(A block of data)
>>>>>
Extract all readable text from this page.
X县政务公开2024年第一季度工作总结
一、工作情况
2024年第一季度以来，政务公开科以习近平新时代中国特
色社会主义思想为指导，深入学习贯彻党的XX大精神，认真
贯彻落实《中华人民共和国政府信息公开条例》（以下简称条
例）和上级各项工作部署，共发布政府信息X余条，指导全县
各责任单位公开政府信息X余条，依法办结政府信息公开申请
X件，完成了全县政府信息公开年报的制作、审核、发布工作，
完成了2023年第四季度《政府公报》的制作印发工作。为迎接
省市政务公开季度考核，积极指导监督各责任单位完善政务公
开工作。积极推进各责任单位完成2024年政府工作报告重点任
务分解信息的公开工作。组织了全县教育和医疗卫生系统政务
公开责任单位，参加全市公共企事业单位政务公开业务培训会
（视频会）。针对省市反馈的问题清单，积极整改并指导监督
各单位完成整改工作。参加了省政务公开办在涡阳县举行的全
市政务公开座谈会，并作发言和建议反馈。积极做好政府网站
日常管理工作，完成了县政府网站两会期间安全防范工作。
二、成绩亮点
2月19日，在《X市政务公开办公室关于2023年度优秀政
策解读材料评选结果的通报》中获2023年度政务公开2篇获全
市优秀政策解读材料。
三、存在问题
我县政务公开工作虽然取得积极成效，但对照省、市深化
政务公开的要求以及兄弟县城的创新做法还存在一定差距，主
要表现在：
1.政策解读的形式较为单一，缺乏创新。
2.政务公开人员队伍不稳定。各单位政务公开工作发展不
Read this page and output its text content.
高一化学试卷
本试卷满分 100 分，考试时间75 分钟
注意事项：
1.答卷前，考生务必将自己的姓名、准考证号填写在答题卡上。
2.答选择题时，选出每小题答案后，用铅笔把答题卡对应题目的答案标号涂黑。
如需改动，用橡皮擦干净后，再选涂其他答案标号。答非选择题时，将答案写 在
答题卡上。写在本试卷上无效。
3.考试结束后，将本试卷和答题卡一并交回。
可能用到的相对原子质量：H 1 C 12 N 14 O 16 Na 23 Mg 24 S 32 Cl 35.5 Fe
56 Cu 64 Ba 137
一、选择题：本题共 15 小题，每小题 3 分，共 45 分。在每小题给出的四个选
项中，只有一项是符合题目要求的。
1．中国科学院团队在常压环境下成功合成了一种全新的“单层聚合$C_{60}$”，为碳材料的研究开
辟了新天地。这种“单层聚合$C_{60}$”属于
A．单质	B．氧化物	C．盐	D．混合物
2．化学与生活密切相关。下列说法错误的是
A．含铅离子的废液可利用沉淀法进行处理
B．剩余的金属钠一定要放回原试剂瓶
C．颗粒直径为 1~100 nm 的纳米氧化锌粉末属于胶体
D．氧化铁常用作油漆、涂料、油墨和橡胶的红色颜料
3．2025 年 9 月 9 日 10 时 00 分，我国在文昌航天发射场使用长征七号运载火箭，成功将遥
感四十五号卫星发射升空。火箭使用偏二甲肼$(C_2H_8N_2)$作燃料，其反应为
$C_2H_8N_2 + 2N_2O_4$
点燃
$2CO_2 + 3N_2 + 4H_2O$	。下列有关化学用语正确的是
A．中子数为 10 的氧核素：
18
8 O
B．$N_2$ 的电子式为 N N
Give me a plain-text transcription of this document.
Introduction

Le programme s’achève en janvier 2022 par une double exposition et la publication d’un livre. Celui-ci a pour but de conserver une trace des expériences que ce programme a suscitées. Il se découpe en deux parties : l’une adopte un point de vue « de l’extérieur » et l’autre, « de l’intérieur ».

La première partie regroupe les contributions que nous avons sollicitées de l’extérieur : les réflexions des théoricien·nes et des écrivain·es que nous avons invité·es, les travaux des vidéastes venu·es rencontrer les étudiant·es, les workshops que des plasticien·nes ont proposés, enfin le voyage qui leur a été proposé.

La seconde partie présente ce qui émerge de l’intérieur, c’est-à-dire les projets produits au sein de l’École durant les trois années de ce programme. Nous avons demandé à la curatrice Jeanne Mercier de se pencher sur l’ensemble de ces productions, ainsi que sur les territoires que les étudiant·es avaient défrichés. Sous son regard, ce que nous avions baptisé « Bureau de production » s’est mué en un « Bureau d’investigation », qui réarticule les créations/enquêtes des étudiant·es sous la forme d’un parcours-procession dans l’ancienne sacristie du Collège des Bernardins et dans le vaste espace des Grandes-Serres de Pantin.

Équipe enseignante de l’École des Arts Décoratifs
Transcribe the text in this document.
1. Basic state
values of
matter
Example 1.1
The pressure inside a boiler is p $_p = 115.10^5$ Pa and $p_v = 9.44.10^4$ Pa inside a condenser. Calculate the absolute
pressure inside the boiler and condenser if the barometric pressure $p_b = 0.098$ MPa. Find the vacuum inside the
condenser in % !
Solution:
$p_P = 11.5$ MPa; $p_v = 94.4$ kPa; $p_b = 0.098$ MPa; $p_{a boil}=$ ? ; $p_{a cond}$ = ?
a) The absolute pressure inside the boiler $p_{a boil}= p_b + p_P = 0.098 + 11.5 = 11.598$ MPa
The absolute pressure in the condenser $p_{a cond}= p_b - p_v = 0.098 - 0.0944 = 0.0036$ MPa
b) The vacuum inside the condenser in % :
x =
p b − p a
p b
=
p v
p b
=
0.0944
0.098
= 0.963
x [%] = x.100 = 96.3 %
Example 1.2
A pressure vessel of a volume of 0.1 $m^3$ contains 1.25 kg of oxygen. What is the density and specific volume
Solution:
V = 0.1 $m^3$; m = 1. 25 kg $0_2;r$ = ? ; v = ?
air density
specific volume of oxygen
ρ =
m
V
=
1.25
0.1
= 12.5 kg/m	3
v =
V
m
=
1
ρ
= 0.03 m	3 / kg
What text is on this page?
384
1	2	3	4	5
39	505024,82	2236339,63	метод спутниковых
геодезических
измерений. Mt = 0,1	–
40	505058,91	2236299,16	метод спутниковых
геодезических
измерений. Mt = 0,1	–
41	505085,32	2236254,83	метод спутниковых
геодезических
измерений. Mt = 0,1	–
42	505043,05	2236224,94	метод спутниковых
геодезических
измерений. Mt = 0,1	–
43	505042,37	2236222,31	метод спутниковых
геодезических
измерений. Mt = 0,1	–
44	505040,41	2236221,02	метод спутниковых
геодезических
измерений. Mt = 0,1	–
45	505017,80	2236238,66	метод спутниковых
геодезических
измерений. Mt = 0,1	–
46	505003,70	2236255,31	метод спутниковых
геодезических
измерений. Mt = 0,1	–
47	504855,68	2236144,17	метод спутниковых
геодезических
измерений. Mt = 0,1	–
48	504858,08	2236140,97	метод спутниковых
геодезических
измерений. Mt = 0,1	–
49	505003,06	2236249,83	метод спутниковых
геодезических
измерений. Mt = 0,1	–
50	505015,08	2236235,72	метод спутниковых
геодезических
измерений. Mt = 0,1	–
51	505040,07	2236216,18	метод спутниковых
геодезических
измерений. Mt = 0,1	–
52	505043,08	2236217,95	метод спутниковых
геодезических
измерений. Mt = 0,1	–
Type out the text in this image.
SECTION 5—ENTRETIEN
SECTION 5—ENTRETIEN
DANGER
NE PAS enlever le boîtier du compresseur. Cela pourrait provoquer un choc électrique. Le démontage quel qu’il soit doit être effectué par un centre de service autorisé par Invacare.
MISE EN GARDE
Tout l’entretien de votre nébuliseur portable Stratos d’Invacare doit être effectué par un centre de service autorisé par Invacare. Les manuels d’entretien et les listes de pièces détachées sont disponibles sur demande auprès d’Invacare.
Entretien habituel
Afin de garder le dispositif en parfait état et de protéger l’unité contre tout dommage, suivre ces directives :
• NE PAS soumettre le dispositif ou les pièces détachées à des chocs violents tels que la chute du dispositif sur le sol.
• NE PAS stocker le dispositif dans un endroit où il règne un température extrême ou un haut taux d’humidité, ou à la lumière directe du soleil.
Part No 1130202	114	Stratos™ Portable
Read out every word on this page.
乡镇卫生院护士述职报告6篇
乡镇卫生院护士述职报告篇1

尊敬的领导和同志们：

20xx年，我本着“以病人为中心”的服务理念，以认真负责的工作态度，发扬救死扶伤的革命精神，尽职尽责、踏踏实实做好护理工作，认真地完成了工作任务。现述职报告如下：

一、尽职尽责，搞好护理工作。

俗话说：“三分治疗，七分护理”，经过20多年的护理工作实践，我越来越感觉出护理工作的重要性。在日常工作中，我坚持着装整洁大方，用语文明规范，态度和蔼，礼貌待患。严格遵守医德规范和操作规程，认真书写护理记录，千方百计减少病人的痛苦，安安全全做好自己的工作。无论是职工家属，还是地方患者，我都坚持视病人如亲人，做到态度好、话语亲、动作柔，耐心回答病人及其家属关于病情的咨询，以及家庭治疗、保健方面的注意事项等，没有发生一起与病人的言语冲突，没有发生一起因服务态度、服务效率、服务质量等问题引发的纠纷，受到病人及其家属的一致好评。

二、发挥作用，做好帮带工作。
<<<<<
DIRECTIONS FOR THIS TASK |
Return only those lines of the records that contain the string "document".

IN RESPONSE |
Give me a plain-text transcription of this document.
Transcribe the text in this document.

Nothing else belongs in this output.